Stored entries
┄┄┄┄┄┄┄┄┄┄
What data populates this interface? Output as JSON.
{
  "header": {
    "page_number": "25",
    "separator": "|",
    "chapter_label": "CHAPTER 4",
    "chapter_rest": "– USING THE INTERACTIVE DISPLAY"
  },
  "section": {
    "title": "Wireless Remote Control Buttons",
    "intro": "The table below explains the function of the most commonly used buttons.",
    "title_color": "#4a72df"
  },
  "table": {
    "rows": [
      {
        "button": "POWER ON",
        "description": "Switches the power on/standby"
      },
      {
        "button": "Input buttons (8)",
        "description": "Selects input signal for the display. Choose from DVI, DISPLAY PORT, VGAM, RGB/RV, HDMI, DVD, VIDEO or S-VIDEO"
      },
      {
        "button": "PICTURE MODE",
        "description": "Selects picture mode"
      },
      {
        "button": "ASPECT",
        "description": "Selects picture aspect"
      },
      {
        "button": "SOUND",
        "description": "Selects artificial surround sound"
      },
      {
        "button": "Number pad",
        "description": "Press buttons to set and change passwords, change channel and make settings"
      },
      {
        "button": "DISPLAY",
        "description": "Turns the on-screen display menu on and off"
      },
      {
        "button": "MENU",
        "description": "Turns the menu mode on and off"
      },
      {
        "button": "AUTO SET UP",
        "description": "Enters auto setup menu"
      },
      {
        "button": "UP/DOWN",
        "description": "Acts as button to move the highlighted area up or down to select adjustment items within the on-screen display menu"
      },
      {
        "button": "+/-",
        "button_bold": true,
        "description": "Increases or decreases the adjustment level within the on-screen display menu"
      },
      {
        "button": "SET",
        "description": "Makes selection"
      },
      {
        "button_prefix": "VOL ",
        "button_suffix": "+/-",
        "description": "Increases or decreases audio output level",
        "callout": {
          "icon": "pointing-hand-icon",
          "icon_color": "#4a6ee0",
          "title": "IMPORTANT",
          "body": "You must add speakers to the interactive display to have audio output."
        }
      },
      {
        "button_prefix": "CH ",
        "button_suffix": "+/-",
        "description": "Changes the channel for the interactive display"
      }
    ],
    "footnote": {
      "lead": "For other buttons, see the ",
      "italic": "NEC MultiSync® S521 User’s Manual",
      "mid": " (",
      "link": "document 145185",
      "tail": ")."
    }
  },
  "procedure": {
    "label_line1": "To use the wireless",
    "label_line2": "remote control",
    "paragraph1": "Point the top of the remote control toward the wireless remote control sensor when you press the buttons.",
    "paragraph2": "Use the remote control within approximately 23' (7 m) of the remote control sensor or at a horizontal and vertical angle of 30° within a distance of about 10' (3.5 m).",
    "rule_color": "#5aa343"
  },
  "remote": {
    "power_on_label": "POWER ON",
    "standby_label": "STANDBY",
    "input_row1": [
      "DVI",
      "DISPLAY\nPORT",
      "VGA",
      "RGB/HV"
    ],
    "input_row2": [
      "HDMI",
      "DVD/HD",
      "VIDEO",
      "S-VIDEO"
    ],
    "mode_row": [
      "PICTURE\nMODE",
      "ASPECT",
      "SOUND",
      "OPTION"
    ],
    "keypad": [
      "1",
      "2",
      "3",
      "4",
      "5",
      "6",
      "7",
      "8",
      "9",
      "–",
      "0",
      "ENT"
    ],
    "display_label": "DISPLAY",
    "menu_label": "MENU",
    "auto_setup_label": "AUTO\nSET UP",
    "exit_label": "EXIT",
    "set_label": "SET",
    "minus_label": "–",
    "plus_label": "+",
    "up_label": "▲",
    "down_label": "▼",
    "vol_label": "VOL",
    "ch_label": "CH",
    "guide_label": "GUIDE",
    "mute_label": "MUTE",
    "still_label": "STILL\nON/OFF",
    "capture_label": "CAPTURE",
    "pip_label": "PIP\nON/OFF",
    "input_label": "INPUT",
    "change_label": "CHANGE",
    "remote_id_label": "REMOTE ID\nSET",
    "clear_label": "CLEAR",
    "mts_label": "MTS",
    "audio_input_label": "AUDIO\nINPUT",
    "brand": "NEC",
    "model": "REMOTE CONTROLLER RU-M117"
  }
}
┄┄┄┄┄┄┄┄┄┄
[PROBLEM STATEMENT]: Out of the records, collect only those lines that contain the string "adjustment".

[EXERCISE RESPONSE]:
        "description": "Acts as button to move the highlighted area up or down to select adjustment items within the on-screen display menu"
        "description": "Increases or decreases the adjustment level within the on-screen display menu"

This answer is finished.